Work to complete — Gather up every line from the entries below that uses the word "title".

Input —
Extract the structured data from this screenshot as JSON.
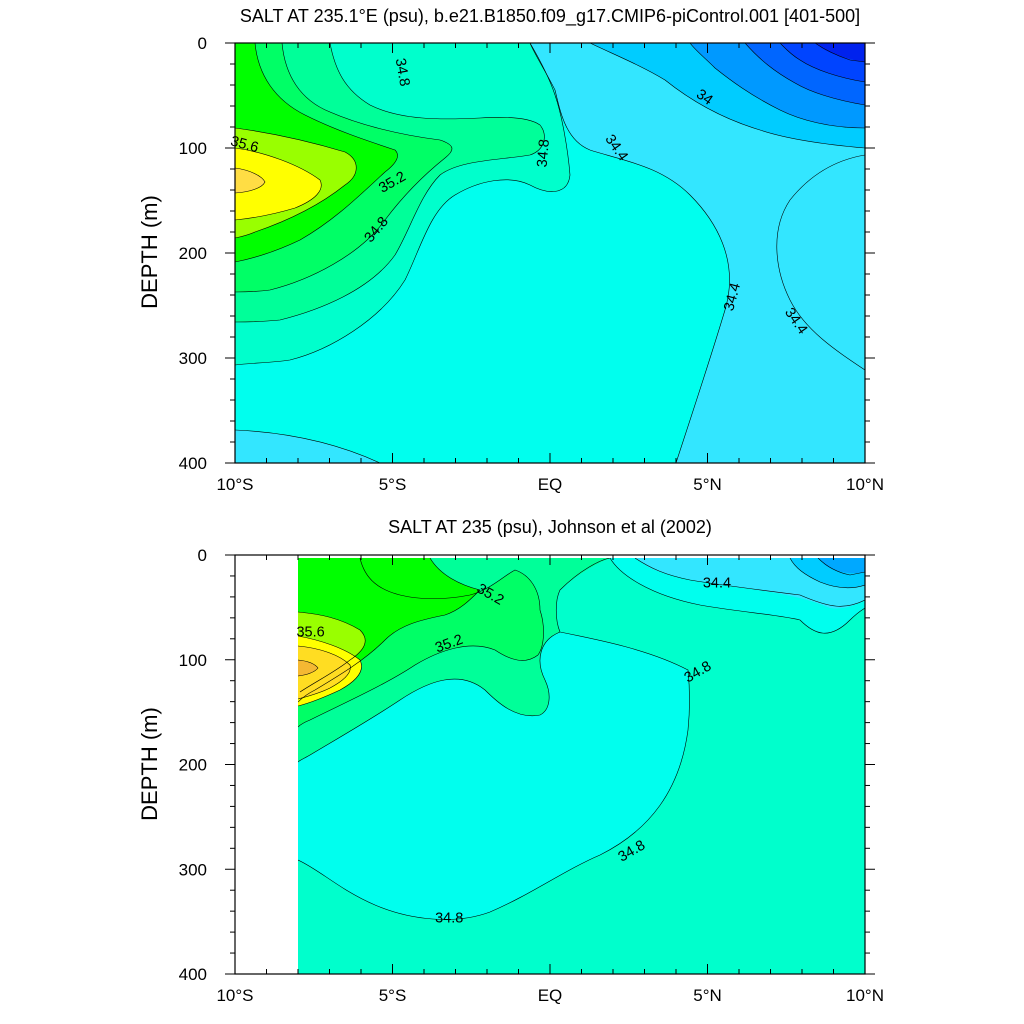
{
  "chart_data": [
    {
      "type": "contour",
      "title": "SALT AT 235.1°E (psu), b.e21.B1850.f09_g17.CMIP6-piControl.001 [401-500]",
      "ylabel": "DEPTH (m)",
      "xlabel": "",
      "xlim": [
        -10,
        10
      ],
      "ylim": [
        0,
        400
      ],
      "y_inverted": true,
      "x_ticks": [
        -10,
        -5,
        0,
        5,
        10
      ],
      "x_tick_labels": [
        "10°S",
        "5°S",
        "EQ",
        "5°N",
        "10°N"
      ],
      "y_ticks": [
        0,
        100,
        200,
        300,
        400
      ],
      "y_tick_labels": [
        "0",
        "100",
        "200",
        "300",
        "400"
      ],
      "contour_interval": 0.2,
      "contour_labels": [
        {
          "text": "34.8",
          "x": -4.7,
          "y": 28,
          "angle": 80
        },
        {
          "text": "35.6",
          "x": -9.7,
          "y": 97,
          "angle": 15
        },
        {
          "text": "35.2",
          "x": -5.0,
          "y": 133,
          "angle": -30
        },
        {
          "text": "34.8",
          "x": -0.2,
          "y": 105,
          "angle": -85
        },
        {
          "text": "34.8",
          "x": -5.5,
          "y": 178,
          "angle": -50
        },
        {
          "text": "34",
          "x": 4.9,
          "y": 52,
          "angle": 35
        },
        {
          "text": "34.4",
          "x": 2.1,
          "y": 100,
          "angle": 55
        },
        {
          "text": "34.4",
          "x": 5.8,
          "y": 242,
          "angle": -75
        },
        {
          "text": "34.4",
          "x": 7.8,
          "y": 265,
          "angle": 55
        }
      ]
    },
    {
      "type": "contour",
      "title": "SALT AT 235 (psu), Johnson et al (2002)",
      "ylabel": "DEPTH (m)",
      "xlabel": "",
      "xlim": [
        -10,
        10
      ],
      "ylim": [
        0,
        400
      ],
      "y_inverted": true,
      "x_ticks": [
        -10,
        -5,
        0,
        5,
        10
      ],
      "x_tick_labels": [
        "10°S",
        "5°S",
        "EQ",
        "5°N",
        "10°N"
      ],
      "y_ticks": [
        0,
        100,
        200,
        300,
        400
      ],
      "y_tick_labels": [
        "0",
        "100",
        "200",
        "300",
        "400"
      ],
      "data_xlim": [
        -8,
        10
      ],
      "contour_interval": 0.2,
      "contour_labels": [
        {
          "text": "35.2",
          "x": -1.9,
          "y": 38,
          "angle": 30
        },
        {
          "text": "35.6",
          "x": -7.6,
          "y": 74,
          "angle": 0
        },
        {
          "text": "35.2",
          "x": -3.2,
          "y": 85,
          "angle": -20
        },
        {
          "text": "34.4",
          "x": 5.3,
          "y": 27,
          "angle": 0
        },
        {
          "text": "34.8",
          "x": 4.7,
          "y": 112,
          "angle": -30
        },
        {
          "text": "34.8",
          "x": 2.6,
          "y": 283,
          "angle": -30
        },
        {
          "text": "34.8",
          "x": -3.2,
          "y": 347,
          "angle": 0
        }
      ]
    }
  ],
  "colors": {
    "deep_blue": "#0033ff",
    "blue": "#0066ff",
    "mid_blue": "#0099ff",
    "light_blue": "#00ccff",
    "cyan_blue": "#33e6ff",
    "cyan": "#00ffee",
    "aqua_green": "#00ffcc",
    "sea_green": "#00ff99",
    "spring_green": "#00ff66",
    "green": "#00ff00",
    "lime": "#99ff00",
    "yellow": "#ffff00",
    "gold": "#ffdd22"
  }
}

The completed task —
      "title": "SALT AT 235.1°E (psu), b.e21.B1850.f09_g17.CMIP6-piControl.001 [401-500]",
      "title": "SALT AT 235 (psu), Johnson et al (2002)",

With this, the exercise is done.